## START Exercise input
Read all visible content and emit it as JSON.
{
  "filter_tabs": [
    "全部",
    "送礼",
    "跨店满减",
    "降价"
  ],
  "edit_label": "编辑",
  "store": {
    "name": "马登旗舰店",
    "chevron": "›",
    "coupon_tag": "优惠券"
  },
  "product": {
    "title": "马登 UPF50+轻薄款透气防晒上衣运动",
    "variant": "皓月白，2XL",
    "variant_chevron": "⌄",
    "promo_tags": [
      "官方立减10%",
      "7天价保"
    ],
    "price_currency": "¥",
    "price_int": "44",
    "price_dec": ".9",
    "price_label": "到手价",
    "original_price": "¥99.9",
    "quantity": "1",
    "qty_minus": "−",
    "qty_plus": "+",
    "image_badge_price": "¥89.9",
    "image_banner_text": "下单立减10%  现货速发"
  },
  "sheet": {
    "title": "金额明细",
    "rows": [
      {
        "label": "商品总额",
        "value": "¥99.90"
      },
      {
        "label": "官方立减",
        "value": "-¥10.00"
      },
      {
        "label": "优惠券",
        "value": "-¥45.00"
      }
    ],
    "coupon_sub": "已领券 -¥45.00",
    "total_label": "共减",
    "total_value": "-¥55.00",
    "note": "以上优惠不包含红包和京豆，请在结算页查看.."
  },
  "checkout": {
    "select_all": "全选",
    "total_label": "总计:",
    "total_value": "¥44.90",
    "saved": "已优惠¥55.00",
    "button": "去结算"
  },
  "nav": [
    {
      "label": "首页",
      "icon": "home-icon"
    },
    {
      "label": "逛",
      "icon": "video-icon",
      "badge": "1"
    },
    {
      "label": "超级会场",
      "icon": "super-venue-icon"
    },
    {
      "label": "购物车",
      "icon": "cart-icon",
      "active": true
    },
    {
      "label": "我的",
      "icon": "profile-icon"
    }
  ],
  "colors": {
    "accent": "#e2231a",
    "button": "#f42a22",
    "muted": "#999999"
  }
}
## END Exercise input
▶ **Exercise goal**
Search the data for "title". Copy every matching line.

▶ **Answer to this exercise**
    "title": "马登 UPF50+轻薄款透气防晒上衣运动",
    "title": "金额明细",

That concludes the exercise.